**To be done**
Return all lines from the listing below in which the string "이은주와" occurs.
*****
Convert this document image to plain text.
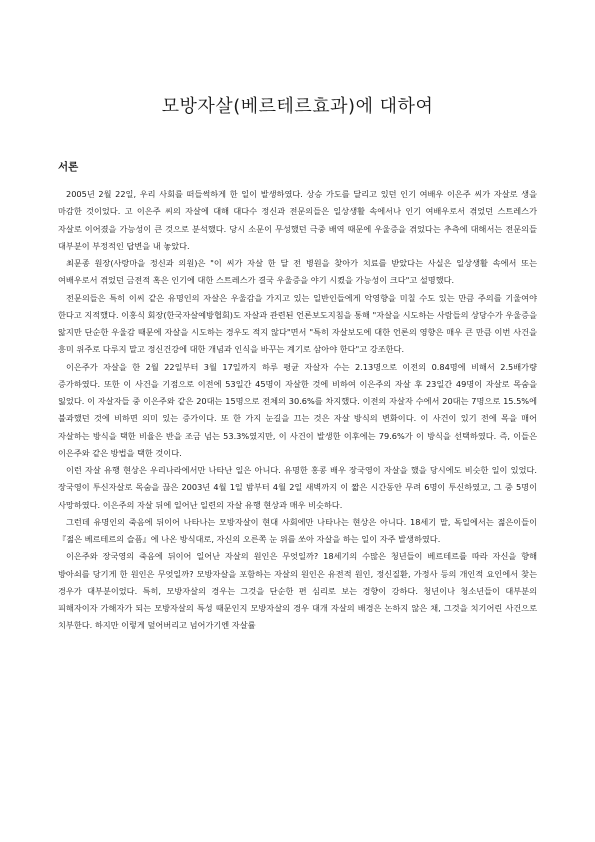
모방자살(베르테르효과)에 대하여
서론

2005년 2월 22일, 우리 사회를 떠들썩하게 한 일이 발생하였다. 상승 가도를 달리고 있던 인기 여배우 이은주 씨가 자살로 생을 마감한 것이었다. 고 이은주 씨의 자살에 대해 대다수 정신과 전문의들은 일상생활 속에서나 인기 여배우로서 겪었던 스트레스가 자살로 이어졌을 가능성이 큰 것으로 분석했다. 당시 소문이 무성했던 극중 배역 때문에 우울증을 겪었다는 추측에 대해서는 전문의들 대부분이 부정적인 답변을 내 놓았다.

최문종 원장(사랑마을 정신과 의원)은 "이 씨가 자살 한 달 전 병원을 찾아가 치료를 받았다는 사실은 일상생활 속에서 또는 여배우로서 겪었던 금전적 혹은 인기에 대한 스트레스가 결국 우울증을 야기 시켰을 가능성이 크다"고 설명했다.

전문의들은 특히 이씨 같은 유명인의 자살은 우울감을 가지고 있는 일반인들에게 악영향을 미칠 수도 있는 만큼 주의를 기울여야 한다고 지적했다. 이홍식 회장(한국자살예방협회)도 자살과 관련된 언론보도지침을 통해 "자살을 시도하는 사람들의 상당수가 우울증을 앓지만 단순한 우울감 때문에 자살을 시도하는 경우도 적지 않다"면서 "특히 자살보도에 대한 언론의 영향은 매우 큰 만큼 이번 사건을 흥미 위주로 다루지 말고 정신건강에 대한 개념과 인식을 바꾸는 계기로 삼아야 한다"고 강조한다.

이은주가 자살을 한 2월 22일부터 3월 17일까지 하루 평균 자살자 수는 2.13명으로 이전의 0.84명에 비해서 2.5배가량 증가하였다. 또한 이 사건을 기점으로 이전에 53일간 45명이 자살한 것에 비하여 이은주의 자살 후 23일간 49명이 자살로 목숨을 잃었다. 이 자살자들 중 이은주와 같은 20대는 15명으로 전체의 30.6%를 차지했다. 이전의 자살자 수에서 20대는 7명으로 15.5%에 불과했던 것에 비하면 의미 있는 증가이다. 또 한 가지 눈길을 끄는 것은 자살 방식의 변화이다. 이 사건이 있기 전에 목을 매어 자살하는 방식을 택한 비율은 반을 조금 넘는 53.3%였지만, 이 사건이 발생한 이후에는 79.6%가 이 방식을 선택하였다. 즉, 이들은 이은주와 같은 방법을 택한 것이다.

이런 자살 유행 현상은 우리나라에서만 나타난 일은 아니다. 유명한 홍콩 배우 장국영이 자살을 했을 당시에도 비슷한 일이 있었다. 장국영이 투신자살로 목숨을 끊은 2003년 4월 1일 밤부터 4월 2일 새벽까지 이 짧은 시간동안 무려 6명이 투신하였고, 그 중 5명이 사망하였다. 이은주의 자살 뒤에 일어난 일련의 자살 유행 현상과 매우 비슷하다.

그런데 유명인의 죽음에 뒤이어 나타나는 모방자살이 현대 사회에만 나타나는 현상은 아니다. 18세기 말, 독일에서는 젊은이들이 『젊은 베르테르의 슬픔』에 나온 방식대로, 자신의 오른쪽 눈 위를 쏘아 자살을 하는 일이 자주 발생하였다.

이은주와 장국영의 죽음에 뒤이어 일어난 자살의 원인은 무엇일까? 18세기의 수많은 청년들이 베르테르를 따라 자신을 향해 방아쇠를 당기게 한 원인은 무엇일까? 모방자살을 포함하는 자살의 원인은 유전적 원인, 정신질환, 가정사 등의 개인적 요인에서 찾는 경우가 대부분이었다. 특히, 모방자살의 경우는 그것을 단순한 편 심리로 보는 경향이 강하다. 청년이나 청소년들이 대부분의 피해자이자 가해자가 되는 모방자살의 특성 때문인지 모방자살의 경우 대개 자살의 배경은 논하지 않은 채, 그것을 치기어린 사건으로 치부한다. 하지만 이렇게 덮어버리고 넘어가기엔 자살률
*****
**Exercise solution**
이은주가 자살을 한 2월 22일부터 3월 17일까지 하루 평균 자살자 수는 2.13명으로 이전의 0.84명에 비해서 2.5배가량 증가하였다. 또한 이 사건을 기점으로 이전에 53일간 45명이 자살한 것에 비하여 이은주의 자살 후 23일간 49명이 자살로 목숨을 잃었다. 이 자살자들 중 이은주와 같은 20대는 15명으로 전체의 30.6%를 차지했다. 이전의 자살자 수에서 20대는 7명으로 15.5%에 불과했던 것에 비하면 의미 있는 증가이다. 또 한 가지 눈길을 끄는 것은 자살 방식의 변화이다. 이 사건이 있기 전에 목을 매어 자살하는 방식을 택한 비율은 반을 조금 넘는 53.3%였지만, 이 사건이 발생한 이후에는 79.6%가 이 방식을 선택하였다. 즉, 이들은 이은주와 같은 방법을 택한 것이다.
이은주와 장국영의 죽음에 뒤이어 일어난 자살의 원인은 무엇일까? 18세기의 수많은 청년들이 베르테르를 따라 자신을 향해 방아쇠를 당기게 한 원인은 무엇일까? 모방자살을 포함하는 자살의 원인은 유전적 원인, 정신질환, 가정사 등의 개인적 요인에서 찾는 경우가 대부분이었다. 특히, 모방자살의 경우는 그것을 단순한 편 심리로 보는 경향이 강하다. 청년이나 청소년들이 대부분의 피해자이자 가해자가 되는 모방자살의 특성 때문인지 모방자살의 경우 대개 자살의 배경은 논하지 않은 채, 그것을 치기어린 사건으로 치부한다. 하지만 이렇게 덮어버리고 넘어가기엔 자살률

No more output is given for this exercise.